> Given problem:
Please copy the data word for word, from the line containing "List each element" down to the line containing "temp-bar <box>1408 266 1416 284</box>", both included, and leave the pictures out.

> Provided data:
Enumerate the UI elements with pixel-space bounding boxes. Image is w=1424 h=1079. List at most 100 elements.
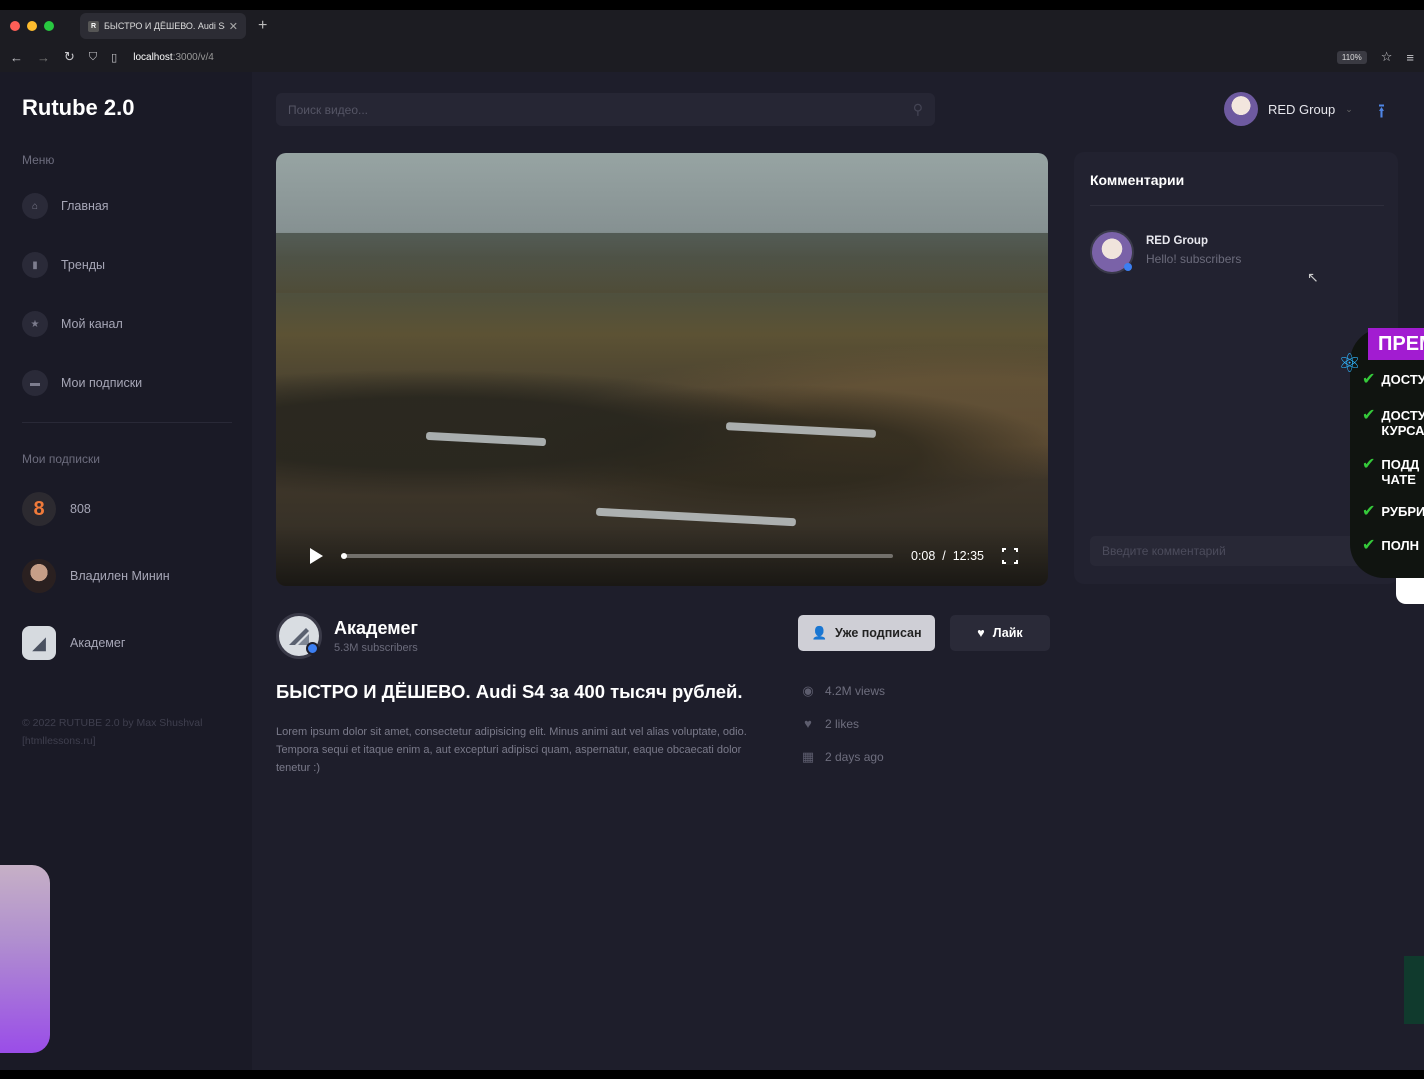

...

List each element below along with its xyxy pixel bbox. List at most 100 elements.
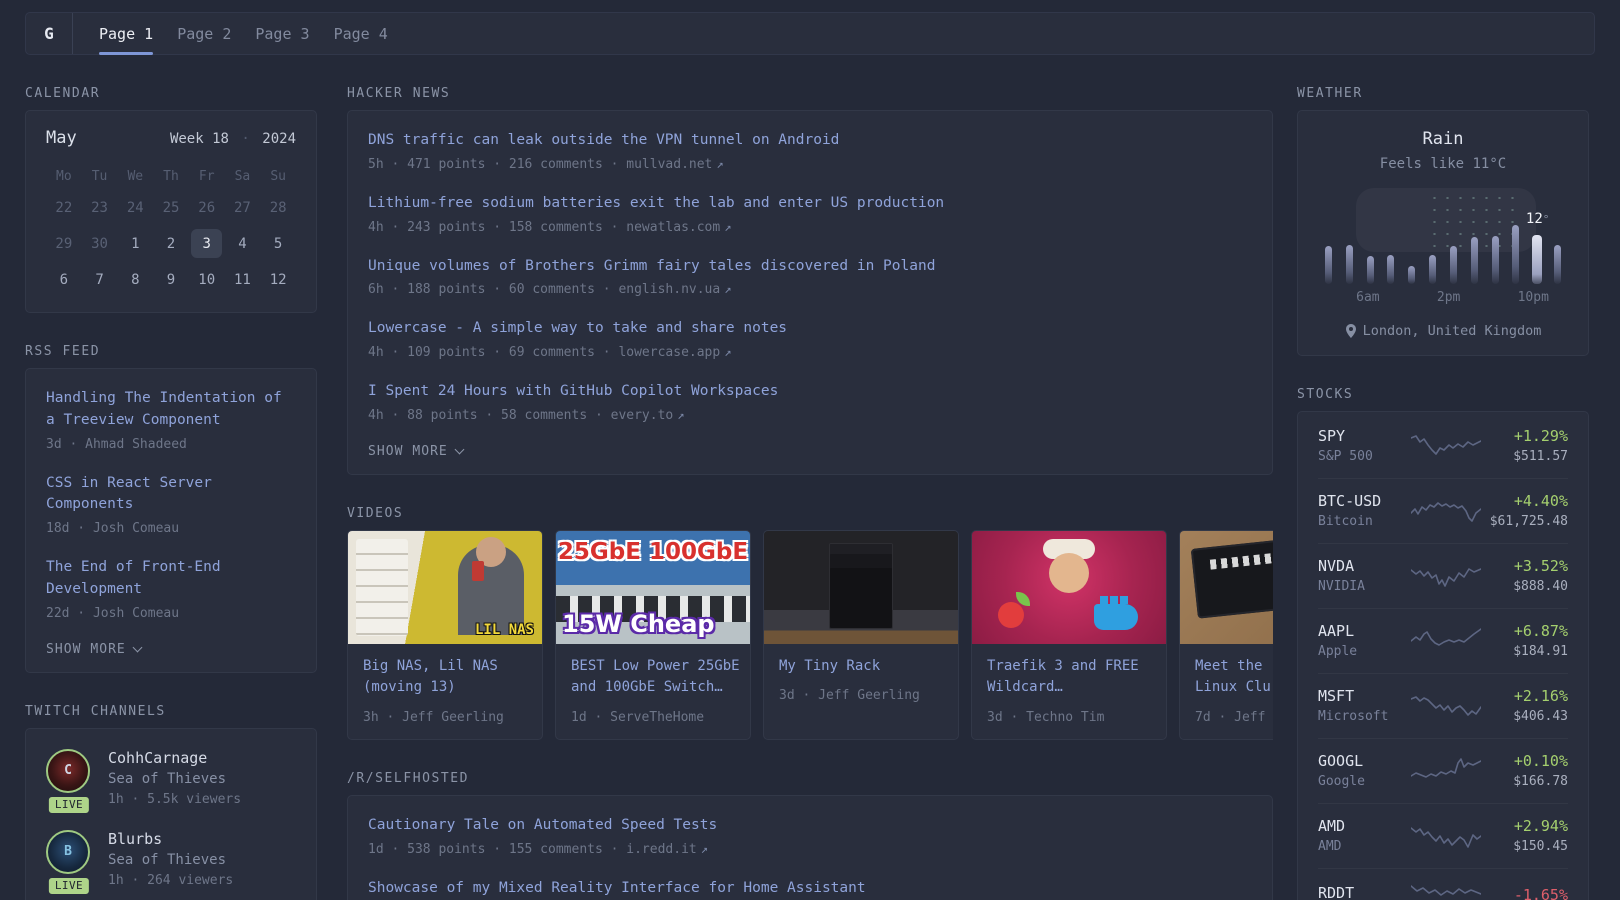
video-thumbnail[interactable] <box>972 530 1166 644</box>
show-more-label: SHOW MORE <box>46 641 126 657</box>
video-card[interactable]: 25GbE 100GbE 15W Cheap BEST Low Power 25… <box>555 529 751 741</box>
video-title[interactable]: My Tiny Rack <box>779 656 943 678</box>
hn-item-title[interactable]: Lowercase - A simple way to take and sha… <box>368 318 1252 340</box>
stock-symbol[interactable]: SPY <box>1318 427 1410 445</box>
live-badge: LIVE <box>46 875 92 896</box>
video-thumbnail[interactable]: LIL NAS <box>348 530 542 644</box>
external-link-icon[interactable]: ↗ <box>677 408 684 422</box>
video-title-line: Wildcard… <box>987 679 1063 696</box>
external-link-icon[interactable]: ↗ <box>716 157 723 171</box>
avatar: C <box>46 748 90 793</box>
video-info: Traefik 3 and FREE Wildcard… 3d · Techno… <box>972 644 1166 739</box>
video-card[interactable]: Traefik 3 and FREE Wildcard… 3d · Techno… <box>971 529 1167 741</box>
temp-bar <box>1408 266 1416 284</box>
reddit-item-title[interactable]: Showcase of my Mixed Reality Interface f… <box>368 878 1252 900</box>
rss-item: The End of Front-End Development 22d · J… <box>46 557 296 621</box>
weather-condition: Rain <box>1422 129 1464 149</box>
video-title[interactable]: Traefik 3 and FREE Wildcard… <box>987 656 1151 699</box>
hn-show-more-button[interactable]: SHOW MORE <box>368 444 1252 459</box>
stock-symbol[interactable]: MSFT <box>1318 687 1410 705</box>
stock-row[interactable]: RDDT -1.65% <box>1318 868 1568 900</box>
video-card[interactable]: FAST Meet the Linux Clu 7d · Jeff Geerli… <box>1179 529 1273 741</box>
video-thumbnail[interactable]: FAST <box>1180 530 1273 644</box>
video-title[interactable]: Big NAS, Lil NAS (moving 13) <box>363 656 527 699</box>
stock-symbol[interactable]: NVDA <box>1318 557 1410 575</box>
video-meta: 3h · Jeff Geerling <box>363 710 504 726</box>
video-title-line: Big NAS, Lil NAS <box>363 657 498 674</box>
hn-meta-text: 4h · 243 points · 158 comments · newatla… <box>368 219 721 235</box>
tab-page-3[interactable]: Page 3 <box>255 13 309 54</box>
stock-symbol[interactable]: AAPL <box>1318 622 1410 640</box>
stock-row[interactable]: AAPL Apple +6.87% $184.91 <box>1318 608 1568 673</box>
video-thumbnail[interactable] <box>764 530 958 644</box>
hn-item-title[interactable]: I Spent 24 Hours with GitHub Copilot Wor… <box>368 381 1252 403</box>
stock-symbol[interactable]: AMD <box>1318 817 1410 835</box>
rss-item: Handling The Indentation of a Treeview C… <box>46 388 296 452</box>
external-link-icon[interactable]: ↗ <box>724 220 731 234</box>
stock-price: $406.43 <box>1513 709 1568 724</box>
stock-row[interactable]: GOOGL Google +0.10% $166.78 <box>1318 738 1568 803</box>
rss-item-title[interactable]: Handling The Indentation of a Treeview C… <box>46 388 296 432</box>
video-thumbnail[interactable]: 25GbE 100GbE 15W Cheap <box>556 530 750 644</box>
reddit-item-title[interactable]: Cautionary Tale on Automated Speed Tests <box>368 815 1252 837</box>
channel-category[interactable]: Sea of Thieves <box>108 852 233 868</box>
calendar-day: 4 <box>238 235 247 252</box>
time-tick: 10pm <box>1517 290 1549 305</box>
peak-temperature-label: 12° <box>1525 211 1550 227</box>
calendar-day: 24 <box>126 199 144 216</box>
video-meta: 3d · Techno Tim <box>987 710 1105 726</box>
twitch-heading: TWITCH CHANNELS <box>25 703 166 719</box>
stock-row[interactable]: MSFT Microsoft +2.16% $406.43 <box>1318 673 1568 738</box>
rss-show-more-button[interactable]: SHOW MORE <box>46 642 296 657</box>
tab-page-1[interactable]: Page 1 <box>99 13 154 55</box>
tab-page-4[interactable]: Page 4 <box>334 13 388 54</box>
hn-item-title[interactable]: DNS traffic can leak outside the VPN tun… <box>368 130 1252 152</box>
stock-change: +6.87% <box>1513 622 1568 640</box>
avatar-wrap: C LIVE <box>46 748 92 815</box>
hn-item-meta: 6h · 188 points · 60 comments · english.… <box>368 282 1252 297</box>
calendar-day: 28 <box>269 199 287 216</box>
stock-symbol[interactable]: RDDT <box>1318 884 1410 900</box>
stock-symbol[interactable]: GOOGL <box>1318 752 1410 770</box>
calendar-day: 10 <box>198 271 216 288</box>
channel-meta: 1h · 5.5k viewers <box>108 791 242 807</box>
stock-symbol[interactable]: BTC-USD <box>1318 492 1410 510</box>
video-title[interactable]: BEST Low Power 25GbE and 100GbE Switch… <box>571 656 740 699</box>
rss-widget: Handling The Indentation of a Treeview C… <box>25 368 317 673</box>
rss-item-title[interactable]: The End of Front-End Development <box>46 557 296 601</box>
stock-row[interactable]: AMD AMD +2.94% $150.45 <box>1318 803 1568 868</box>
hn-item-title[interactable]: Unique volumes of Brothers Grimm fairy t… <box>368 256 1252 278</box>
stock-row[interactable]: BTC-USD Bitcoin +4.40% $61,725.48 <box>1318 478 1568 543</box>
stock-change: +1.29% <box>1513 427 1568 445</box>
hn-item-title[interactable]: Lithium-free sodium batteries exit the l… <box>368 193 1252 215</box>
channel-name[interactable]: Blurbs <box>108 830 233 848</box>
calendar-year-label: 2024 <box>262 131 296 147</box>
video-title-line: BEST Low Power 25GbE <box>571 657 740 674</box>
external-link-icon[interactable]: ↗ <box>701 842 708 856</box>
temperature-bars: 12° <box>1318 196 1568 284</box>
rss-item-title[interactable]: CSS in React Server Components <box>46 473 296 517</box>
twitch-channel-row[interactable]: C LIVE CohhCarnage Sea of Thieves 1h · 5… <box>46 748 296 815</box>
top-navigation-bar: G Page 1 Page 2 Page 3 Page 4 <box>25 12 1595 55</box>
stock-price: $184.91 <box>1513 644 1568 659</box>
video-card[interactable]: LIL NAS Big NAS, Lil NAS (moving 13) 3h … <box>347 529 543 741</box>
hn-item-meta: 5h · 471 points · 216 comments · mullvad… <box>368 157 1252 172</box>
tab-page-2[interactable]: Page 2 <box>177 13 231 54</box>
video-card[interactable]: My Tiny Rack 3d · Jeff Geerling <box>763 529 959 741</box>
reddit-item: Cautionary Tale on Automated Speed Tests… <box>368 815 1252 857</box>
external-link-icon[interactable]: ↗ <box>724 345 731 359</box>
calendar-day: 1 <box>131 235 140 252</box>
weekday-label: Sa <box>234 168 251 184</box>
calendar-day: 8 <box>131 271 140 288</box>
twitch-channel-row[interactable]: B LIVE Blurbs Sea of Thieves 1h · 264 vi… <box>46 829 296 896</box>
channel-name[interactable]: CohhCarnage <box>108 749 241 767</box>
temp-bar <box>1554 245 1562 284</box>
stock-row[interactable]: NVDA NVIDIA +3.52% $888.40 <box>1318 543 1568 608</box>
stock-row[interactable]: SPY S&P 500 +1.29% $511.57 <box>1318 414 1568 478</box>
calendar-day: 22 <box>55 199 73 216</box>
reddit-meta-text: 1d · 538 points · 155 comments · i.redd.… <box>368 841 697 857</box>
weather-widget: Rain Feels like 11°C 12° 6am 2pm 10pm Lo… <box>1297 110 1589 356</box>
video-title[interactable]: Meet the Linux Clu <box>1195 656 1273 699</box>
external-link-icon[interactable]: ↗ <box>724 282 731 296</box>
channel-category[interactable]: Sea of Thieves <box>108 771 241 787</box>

> Full output:
List each element below along with its xyxy pixel bbox. List at most 100 elements.
video-thumbnail[interactable] <box>972 530 1166 644</box>
show-more-label: SHOW MORE <box>46 641 126 657</box>
video-card[interactable]: 25GbE 100GbE 15W Cheap BEST Low Power 25… <box>555 529 751 741</box>
video-title[interactable]: My Tiny Rack <box>779 656 943 678</box>
hn-item-title[interactable]: Lowercase - A simple way to take and sha… <box>368 318 1252 340</box>
stock-symbol[interactable]: SPY <box>1318 427 1410 445</box>
live-badge: LIVE <box>46 875 92 896</box>
video-thumbnail[interactable]: LIL NAS <box>348 530 542 644</box>
external-link-icon[interactable]: ↗ <box>677 408 684 422</box>
video-title-line: Wildcard… <box>987 679 1063 696</box>
external-link-icon[interactable]: ↗ <box>716 157 723 171</box>
avatar: C <box>46 748 90 793</box>
video-info: Traefik 3 and FREE Wildcard… 3d · Techno… <box>972 644 1166 739</box>
video-card[interactable]: Traefik 3 and FREE Wildcard… 3d · Techno… <box>971 529 1167 741</box>
temp-bar <box>1408 266 1416 284</box>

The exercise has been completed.